- [WHAT IS ASKED]
Swap "connector" for "socket" throughout the entries below, keeping everything else the same, and leave out the pictures.
--- Begin PROVIDED ENTRIES ---
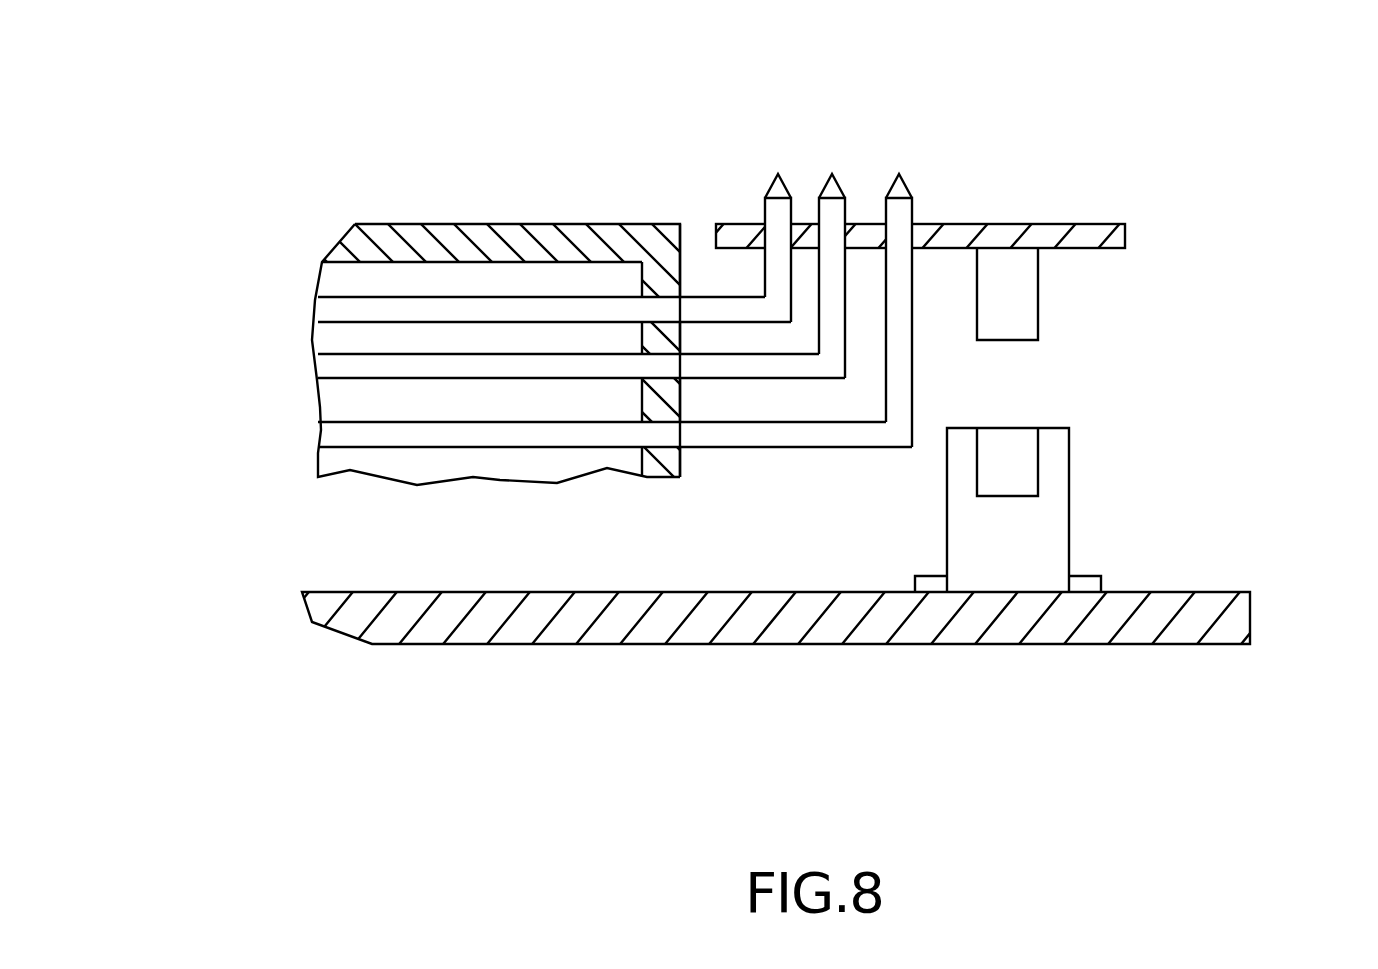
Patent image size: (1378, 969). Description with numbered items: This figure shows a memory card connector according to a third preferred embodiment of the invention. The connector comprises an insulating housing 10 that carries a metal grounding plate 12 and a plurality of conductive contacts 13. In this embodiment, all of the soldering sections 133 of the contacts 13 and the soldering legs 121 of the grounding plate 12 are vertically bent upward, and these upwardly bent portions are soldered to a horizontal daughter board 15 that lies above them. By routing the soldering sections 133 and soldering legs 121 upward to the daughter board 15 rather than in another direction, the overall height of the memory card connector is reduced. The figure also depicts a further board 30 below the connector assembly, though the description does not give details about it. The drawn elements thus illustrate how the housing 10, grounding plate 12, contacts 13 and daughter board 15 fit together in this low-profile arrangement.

The insulating housing 10 is at (505, 233).
The metal grounding plate 12 is at (700, 287).
The soldering legs 121 is at (787, 267).
The soldering sections 133 is at (830, 287).
The daughter board 15 is at (1055, 235).
The mating circuit board 30 is at (420, 620).
The conductive contacts 13 is at (742, 420).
--- End PROVIDED ENTRIES ---
- [COMPLETED TASK]
Patent image size: (1378, 969). Description with numbered items: This figure shows a memory card socket according to a third preferred embodiment of the invention. The socket comprises an insulating housing 10 that carries a metal grounding plate 12 and a plurality of conductive contacts 13. In this embodiment, all of the soldering sections 133 of the contacts 13 and the soldering legs 121 of the grounding plate 12 are vertically bent upward, and these upwardly bent portions are soldered to a horizontal daughter board 15 that lies above them. By routing the soldering sections 133 and soldering legs 121 upward to the daughter board 15 rather than in another direction, the overall height of the memory card socket is reduced. The figure also depicts a further board 30 below the socket assembly, though the description does not give details about it. The drawn elements thus illustrate how the housing 10, grounding plate 12, contacts 13 and daughter board 15 fit together in this low-profile arrangement.

The insulating housing 10 is at (505, 233).
The metal grounding plate 12 is at (700, 287).
The soldering legs 121 is at (787, 267).
The soldering sections 133 is at (830, 287).
The daughter board 15 is at (1055, 235).
The mating circuit board 30 is at (420, 620).
The conductive contacts 13 is at (742, 420).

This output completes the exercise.